EXTRACTED MATERIAL:
========
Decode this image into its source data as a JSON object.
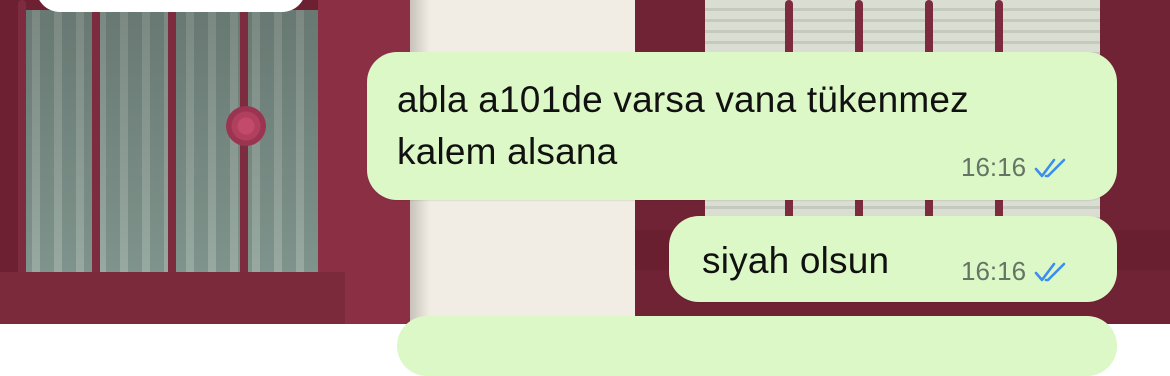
{
  "messages": [
    {
      "text_line1": "abla a101de varsa vana tükenmez",
      "text_line2": "kalem alsana",
      "time": "16:16",
      "status": "read"
    },
    {
      "text": "siyah olsun",
      "time": "16:16",
      "status": "read"
    }
  ],
  "colors": {
    "outgoing_bubble": "#dcf8c6",
    "read_ticks": "#3b8ef0",
    "timestamp": "#667466"
  },
  "icons": {
    "read_receipt": "double-check-icon"
  }
}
========
PROBLEM DETAILS: Print all of the entries word for word. Omit the pictures they contain.

SOLUTION TO THE PROBLEM:
Decode this image into its source data as a JSON object.
{
  "messages": [
    {
      "text_line1": "abla a101de varsa vana tükenmez",
      "text_line2": "kalem alsana",
      "time": "16:16",
      "status": "read"
    },
    {
      "text": "siyah olsun",
      "time": "16:16",
      "status": "read"
    }
  ],
  "colors": {
    "outgoing_bubble": "#dcf8c6",
    "read_ticks": "#3b8ef0",
    "timestamp": "#667466"
  },
  "icons": {
    "read_receipt": "double-check-icon"
  }
}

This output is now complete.